Records that describe figures
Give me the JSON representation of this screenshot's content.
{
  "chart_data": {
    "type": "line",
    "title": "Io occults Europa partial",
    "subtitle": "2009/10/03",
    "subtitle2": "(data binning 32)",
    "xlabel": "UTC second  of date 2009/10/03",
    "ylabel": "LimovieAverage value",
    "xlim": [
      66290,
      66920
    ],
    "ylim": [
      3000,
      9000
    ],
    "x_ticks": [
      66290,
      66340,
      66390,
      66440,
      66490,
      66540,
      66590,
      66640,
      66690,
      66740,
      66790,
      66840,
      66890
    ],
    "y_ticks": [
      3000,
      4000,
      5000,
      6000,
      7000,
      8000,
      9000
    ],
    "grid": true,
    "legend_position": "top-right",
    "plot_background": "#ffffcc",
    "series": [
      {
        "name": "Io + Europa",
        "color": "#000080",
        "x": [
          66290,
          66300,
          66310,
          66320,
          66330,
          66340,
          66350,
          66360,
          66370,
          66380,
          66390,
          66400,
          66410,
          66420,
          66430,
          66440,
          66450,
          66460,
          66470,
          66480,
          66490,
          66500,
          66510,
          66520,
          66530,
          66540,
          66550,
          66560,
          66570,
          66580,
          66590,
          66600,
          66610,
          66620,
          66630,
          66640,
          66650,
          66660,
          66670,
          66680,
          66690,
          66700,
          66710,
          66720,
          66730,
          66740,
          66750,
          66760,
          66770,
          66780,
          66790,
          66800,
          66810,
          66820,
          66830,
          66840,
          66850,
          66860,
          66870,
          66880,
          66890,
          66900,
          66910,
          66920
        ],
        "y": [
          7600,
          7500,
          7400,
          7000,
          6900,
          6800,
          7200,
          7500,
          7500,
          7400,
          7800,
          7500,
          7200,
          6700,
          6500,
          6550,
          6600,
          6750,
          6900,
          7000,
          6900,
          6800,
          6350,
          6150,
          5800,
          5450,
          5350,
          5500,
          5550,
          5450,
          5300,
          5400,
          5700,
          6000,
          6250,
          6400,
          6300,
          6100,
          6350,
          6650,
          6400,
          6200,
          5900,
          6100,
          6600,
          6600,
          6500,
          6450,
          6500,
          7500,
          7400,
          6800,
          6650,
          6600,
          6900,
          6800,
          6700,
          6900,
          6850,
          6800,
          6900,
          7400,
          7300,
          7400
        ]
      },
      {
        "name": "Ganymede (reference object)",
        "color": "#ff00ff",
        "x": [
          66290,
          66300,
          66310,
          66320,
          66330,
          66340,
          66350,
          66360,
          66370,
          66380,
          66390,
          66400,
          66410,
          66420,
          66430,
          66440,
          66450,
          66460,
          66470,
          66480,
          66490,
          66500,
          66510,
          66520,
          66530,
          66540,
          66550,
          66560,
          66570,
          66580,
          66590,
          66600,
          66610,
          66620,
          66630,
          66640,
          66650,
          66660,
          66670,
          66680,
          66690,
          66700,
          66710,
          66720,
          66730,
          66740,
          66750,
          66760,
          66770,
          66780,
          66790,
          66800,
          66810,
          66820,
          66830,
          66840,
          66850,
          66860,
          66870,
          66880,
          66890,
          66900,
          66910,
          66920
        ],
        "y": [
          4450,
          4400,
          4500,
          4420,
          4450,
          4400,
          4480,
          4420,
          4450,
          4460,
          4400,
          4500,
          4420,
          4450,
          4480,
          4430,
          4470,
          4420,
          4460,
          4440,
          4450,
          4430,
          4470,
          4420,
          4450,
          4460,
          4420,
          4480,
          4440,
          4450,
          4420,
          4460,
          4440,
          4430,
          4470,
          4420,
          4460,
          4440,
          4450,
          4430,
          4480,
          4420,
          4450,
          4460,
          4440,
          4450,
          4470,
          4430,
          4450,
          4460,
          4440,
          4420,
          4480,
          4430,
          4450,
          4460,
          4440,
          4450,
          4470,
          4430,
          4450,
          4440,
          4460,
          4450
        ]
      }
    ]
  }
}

Given task:
Reproduce all the records precisely.

Solution for this task:
Give me the JSON representation of this screenshot's content.
{
  "chart_data": {
    "type": "line",
    "title": "Io occults Europa partial",
    "subtitle": "2009/10/03",
    "subtitle2": "(data binning 32)",
    "xlabel": "UTC second  of date 2009/10/03",
    "ylabel": "LimovieAverage value",
    "xlim": [
      66290,
      66920
    ],
    "ylim": [
      3000,
      9000
    ],
    "x_ticks": [
      66290,
      66340,
      66390,
      66440,
      66490,
      66540,
      66590,
      66640,
      66690,
      66740,
      66790,
      66840,
      66890
    ],
    "y_ticks": [
      3000,
      4000,
      5000,
      6000,
      7000,
      8000,
      9000
    ],
    "grid": true,
    "legend_position": "top-right",
    "plot_background": "#ffffcc",
    "series": [
      {
        "name": "Io + Europa",
        "color": "#000080",
        "x": [
          66290,
          66300,
          66310,
          66320,
          66330,
          66340,
          66350,
          66360,
          66370,
          66380,
          66390,
          66400,
          66410,
          66420,
          66430,
          66440,
          66450,
          66460,
          66470,
          66480,
          66490,
          66500,
          66510,
          66520,
          66530,
          66540,
          66550,
          66560,
          66570,
          66580,
          66590,
          66600,
          66610,
          66620,
          66630,
          66640,
          66650,
          66660,
          66670,
          66680,
          66690,
          66700,
          66710,
          66720,
          66730,
          66740,
          66750,
          66760,
          66770,
          66780,
          66790,
          66800,
          66810,
          66820,
          66830,
          66840,
          66850,
          66860,
          66870,
          66880,
          66890,
          66900,
          66910,
          66920
        ],
        "y": [
          7600,
          7500,
          7400,
          7000,
          6900,
          6800,
          7200,
          7500,
          7500,
          7400,
          7800,
          7500,
          7200,
          6700,
          6500,
          6550,
          6600,
          6750,
          6900,
          7000,
          6900,
          6800,
          6350,
          6150,
          5800,
          5450,
          5350,
          5500,
          5550,
          5450,
          5300,
          5400,
          5700,
          6000,
          6250,
          6400,
          6300,
          6100,
          6350,
          6650,
          6400,
          6200,
          5900,
          6100,
          6600,
          6600,
          6500,
          6450,
          6500,
          7500,
          7400,
          6800,
          6650,
          6600,
          6900,
          6800,
          6700,
          6900,
          6850,
          6800,
          6900,
          7400,
          7300,
          7400
        ]
      },
      {
        "name": "Ganymede (reference object)",
        "color": "#ff00ff",
        "x": [
          66290,
          66300,
          66310,
          66320,
          66330,
          66340,
          66350,
          66360,
          66370,
          66380,
          66390,
          66400,
          66410,
          66420,
          66430,
          66440,
          66450,
          66460,
          66470,
          66480,
          66490,
          66500,
          66510,
          66520,
          66530,
          66540,
          66550,
          66560,
          66570,
          66580,
          66590,
          66600,
          66610,
          66620,
          66630,
          66640,
          66650,
          66660,
          66670,
          66680,
          66690,
          66700,
          66710,
          66720,
          66730,
          66740,
          66750,
          66760,
          66770,
          66780,
          66790,
          66800,
          66810,
          66820,
          66830,
          66840,
          66850,
          66860,
          66870,
          66880,
          66890,
          66900,
          66910,
          66920
        ],
        "y": [
          4450,
          4400,
          4500,
          4420,
          4450,
          4400,
          4480,
          4420,
          4450,
          4460,
          4400,
          4500,
          4420,
          4450,
          4480,
          4430,
          4470,
          4420,
          4460,
          4440,
          4450,
          4430,
          4470,
          4420,
          4450,
          4460,
          4420,
          4480,
          4440,
          4450,
          4420,
          4460,
          4440,
          4430,
          4470,
          4420,
          4460,
          4440,
          4450,
          4430,
          4480,
          4420,
          4450,
          4460,
          4440,
          4450,
          4470,
          4430,
          4450,
          4460,
          4440,
          4420,
          4480,
          4430,
          4450,
          4460,
          4440,
          4450,
          4470,
          4430,
          4450,
          4440,
          4460,
          4450
        ]
      }
    ]
  }
}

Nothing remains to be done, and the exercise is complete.